Of all the lines in the material, how many contain the word "muted"? State the number alone.

════════

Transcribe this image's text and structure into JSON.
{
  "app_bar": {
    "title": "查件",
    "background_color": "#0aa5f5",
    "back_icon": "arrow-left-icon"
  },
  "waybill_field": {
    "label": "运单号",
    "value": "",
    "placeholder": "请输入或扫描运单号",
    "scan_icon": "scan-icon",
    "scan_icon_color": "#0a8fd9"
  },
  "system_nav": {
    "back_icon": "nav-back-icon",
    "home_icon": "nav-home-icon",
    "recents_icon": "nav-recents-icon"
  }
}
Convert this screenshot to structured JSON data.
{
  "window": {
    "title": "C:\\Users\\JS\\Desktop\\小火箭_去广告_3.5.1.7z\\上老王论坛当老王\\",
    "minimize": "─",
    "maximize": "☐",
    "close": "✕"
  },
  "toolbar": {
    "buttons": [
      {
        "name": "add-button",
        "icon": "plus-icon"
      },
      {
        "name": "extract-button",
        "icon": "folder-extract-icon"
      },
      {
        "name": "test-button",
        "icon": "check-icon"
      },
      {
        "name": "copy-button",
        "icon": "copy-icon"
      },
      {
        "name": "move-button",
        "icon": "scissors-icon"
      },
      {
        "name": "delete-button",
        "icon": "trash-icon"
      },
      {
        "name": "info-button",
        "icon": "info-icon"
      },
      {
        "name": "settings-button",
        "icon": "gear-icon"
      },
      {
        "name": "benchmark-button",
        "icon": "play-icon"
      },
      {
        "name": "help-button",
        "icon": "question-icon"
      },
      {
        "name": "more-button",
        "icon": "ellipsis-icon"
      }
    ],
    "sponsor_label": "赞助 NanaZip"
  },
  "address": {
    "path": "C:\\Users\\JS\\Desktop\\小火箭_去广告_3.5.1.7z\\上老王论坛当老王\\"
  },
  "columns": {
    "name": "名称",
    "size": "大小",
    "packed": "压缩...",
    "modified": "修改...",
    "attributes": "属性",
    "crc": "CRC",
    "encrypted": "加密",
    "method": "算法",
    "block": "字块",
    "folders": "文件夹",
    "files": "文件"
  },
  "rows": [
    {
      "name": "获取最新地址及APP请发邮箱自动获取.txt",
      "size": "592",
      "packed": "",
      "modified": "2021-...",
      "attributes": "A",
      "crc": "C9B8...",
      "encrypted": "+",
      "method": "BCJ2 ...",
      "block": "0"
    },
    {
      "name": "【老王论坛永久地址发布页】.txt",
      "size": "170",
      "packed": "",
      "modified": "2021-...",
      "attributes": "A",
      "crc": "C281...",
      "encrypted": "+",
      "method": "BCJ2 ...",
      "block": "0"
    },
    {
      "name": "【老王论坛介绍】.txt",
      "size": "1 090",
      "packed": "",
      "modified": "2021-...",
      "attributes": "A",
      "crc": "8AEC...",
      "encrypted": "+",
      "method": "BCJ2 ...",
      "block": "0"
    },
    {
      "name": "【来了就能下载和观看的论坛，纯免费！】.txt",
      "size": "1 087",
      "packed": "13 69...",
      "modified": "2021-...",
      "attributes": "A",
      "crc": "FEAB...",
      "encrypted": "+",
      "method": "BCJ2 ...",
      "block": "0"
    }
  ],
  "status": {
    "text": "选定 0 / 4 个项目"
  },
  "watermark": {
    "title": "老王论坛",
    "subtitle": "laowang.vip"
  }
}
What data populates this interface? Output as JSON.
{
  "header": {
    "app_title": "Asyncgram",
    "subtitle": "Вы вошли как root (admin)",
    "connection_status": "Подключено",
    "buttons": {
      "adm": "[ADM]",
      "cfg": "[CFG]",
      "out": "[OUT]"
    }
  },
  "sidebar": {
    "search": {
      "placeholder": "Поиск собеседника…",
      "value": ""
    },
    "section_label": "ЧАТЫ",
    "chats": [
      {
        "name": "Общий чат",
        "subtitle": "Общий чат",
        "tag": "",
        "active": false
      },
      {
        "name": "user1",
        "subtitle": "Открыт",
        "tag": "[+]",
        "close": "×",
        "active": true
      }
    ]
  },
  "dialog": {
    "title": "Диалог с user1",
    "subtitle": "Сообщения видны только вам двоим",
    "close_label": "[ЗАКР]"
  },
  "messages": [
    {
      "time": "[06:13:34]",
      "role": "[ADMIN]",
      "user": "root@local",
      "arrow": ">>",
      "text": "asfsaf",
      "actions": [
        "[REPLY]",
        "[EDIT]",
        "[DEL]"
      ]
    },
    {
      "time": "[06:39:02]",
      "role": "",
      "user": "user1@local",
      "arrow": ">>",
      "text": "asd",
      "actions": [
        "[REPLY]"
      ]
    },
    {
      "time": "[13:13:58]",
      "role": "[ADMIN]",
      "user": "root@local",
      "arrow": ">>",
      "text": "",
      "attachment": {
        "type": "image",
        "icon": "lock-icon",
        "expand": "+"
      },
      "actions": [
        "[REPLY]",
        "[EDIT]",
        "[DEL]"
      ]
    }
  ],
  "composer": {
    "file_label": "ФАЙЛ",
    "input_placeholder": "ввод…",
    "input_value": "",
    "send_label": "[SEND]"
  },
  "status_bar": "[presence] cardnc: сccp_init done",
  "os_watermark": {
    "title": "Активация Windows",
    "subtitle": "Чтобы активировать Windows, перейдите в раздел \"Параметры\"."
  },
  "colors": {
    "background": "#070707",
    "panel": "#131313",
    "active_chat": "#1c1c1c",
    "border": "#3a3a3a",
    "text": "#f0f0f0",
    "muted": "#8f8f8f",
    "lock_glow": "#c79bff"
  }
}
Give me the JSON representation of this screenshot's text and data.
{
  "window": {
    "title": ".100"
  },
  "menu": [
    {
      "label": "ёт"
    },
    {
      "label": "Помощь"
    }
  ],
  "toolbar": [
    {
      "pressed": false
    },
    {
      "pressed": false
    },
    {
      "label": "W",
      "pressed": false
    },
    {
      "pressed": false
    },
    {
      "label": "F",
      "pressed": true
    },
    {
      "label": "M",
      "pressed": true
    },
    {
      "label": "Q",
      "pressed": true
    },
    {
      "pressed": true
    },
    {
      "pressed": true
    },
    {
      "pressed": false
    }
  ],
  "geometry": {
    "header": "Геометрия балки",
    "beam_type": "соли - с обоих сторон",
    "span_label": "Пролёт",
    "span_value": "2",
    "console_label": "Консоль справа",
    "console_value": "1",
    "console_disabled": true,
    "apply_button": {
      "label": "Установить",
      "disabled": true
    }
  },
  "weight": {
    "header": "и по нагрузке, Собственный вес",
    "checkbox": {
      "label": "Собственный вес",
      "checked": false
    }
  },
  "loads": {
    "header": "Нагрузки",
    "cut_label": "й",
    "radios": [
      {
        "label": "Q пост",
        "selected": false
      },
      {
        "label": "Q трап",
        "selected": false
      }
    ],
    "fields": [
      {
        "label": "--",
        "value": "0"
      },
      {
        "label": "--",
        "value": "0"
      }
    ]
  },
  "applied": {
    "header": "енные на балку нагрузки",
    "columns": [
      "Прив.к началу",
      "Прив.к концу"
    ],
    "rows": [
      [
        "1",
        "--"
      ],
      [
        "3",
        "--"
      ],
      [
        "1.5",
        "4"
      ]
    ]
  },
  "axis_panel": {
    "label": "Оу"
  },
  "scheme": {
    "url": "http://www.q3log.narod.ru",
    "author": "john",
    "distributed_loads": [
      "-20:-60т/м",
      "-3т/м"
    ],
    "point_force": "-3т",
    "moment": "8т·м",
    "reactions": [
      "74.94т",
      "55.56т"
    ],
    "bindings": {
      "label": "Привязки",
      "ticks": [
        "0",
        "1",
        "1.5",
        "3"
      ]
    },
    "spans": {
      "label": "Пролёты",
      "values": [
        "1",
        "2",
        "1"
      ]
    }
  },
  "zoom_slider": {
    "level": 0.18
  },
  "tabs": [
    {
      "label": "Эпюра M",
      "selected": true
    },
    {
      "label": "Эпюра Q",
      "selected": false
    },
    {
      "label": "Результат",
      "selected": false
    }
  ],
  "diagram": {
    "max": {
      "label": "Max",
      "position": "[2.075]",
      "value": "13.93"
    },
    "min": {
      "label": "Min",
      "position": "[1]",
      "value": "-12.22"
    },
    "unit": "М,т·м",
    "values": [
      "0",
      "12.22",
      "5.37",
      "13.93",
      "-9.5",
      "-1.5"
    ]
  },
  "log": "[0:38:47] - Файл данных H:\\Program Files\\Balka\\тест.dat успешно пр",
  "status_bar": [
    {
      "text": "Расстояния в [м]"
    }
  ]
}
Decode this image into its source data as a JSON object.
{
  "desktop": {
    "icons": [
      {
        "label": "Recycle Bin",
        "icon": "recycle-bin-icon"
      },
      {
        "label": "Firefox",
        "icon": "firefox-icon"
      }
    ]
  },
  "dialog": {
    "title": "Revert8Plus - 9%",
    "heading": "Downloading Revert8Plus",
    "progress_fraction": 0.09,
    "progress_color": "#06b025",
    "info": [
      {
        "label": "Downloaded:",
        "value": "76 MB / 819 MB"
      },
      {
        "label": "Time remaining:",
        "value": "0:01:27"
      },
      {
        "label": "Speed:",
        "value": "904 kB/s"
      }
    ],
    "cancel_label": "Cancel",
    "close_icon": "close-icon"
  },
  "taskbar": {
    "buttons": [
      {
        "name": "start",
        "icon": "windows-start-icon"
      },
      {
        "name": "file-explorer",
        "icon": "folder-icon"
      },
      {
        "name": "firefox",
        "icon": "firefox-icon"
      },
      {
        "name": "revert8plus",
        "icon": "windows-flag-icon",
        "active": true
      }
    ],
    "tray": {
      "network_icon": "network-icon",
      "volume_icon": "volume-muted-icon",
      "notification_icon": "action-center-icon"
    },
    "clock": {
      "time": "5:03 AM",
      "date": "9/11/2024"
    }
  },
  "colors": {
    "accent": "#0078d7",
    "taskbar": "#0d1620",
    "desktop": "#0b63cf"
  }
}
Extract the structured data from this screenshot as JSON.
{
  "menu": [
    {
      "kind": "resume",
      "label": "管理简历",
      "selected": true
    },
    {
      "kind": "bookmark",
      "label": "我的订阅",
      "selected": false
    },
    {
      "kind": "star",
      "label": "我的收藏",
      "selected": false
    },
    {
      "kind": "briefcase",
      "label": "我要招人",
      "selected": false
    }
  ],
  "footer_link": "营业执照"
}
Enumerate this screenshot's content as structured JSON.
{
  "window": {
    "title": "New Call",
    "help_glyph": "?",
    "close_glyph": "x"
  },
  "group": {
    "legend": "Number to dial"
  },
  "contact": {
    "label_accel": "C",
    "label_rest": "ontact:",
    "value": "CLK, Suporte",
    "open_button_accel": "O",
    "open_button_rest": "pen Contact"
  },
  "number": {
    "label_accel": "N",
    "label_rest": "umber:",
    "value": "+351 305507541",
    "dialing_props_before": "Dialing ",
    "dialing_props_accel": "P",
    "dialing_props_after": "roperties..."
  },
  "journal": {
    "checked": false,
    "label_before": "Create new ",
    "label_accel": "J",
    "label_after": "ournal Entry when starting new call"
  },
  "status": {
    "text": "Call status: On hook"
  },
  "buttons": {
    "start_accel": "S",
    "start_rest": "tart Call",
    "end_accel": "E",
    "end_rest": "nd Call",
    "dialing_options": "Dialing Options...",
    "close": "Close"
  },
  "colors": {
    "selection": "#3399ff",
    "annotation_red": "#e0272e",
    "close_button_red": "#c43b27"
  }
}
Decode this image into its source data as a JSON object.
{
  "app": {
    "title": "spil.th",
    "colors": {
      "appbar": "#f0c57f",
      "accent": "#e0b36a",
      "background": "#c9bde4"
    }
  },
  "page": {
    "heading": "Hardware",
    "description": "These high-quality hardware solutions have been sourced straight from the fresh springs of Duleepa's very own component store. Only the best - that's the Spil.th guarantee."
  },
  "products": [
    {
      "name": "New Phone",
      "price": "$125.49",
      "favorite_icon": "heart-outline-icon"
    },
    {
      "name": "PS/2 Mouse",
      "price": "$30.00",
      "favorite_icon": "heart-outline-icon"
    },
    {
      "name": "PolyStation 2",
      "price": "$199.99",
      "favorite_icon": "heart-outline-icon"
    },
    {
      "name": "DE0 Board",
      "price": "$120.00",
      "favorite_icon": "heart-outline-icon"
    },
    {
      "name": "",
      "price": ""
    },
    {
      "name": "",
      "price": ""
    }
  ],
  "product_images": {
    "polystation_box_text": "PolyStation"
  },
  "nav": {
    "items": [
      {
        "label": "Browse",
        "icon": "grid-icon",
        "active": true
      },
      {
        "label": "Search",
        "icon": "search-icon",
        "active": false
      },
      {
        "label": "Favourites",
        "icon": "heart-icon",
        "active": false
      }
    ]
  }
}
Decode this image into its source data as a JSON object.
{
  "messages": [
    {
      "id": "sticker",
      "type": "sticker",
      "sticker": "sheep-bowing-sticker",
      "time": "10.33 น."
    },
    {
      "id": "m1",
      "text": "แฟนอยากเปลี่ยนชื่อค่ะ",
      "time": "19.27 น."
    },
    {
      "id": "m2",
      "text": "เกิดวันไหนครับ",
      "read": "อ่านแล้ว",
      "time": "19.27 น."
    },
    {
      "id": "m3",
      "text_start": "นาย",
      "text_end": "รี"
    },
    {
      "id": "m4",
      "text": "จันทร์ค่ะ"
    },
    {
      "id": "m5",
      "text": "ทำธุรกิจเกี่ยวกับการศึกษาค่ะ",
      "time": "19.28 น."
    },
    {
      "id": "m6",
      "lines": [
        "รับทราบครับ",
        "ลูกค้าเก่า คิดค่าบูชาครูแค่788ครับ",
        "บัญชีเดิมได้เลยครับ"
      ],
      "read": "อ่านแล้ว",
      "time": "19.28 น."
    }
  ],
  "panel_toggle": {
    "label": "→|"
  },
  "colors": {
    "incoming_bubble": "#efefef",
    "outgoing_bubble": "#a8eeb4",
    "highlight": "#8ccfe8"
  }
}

════════

COMPLETE OUTPUT -
2